_PROBLEM TO SOLVE:_
Check each line of the listing below for the word "label" and say how many lines have it. Nothing else should be written.

· · · · ·

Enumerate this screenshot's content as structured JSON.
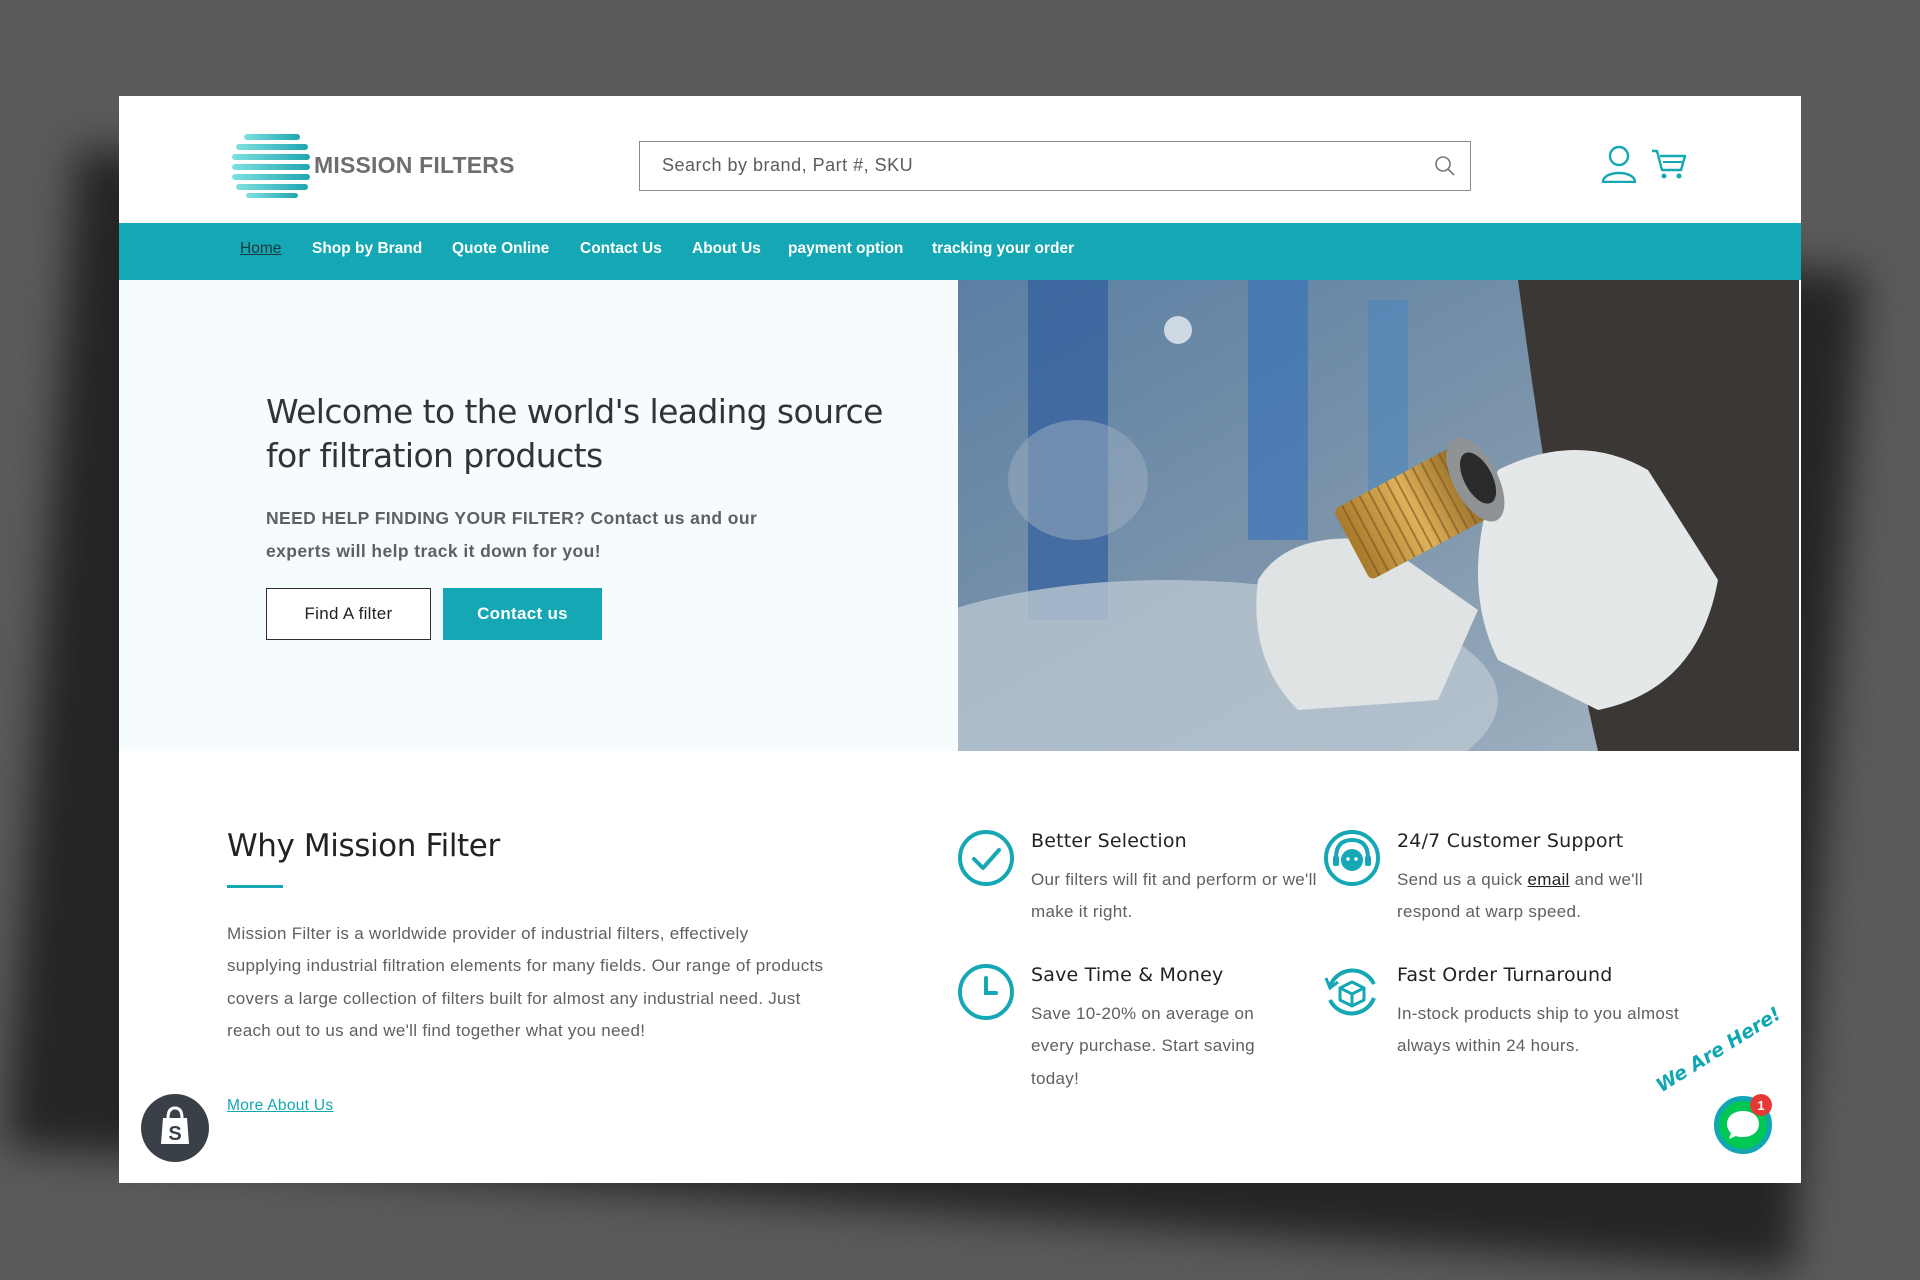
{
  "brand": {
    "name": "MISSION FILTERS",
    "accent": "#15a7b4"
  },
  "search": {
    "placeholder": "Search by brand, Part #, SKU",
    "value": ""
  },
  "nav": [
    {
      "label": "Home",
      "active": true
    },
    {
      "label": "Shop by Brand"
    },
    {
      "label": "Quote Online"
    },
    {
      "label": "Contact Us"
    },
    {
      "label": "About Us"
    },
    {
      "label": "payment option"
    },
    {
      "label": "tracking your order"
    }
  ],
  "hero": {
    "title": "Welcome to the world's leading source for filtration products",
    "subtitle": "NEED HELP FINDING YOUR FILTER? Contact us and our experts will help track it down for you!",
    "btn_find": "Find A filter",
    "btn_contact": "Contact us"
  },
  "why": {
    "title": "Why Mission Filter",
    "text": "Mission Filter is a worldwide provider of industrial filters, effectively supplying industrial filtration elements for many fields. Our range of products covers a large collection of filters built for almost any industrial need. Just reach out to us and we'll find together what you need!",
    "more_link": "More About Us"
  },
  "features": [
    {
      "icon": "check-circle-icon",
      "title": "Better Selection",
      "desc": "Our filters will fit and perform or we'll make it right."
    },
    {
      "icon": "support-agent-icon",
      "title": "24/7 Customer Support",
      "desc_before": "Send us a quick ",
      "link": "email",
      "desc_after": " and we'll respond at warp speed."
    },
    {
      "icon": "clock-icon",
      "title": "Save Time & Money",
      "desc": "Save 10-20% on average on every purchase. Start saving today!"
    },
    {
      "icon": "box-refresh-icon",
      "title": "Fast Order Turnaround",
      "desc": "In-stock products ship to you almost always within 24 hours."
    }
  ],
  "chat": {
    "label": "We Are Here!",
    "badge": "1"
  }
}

· · · · ·

_THE OUTPUT:_
8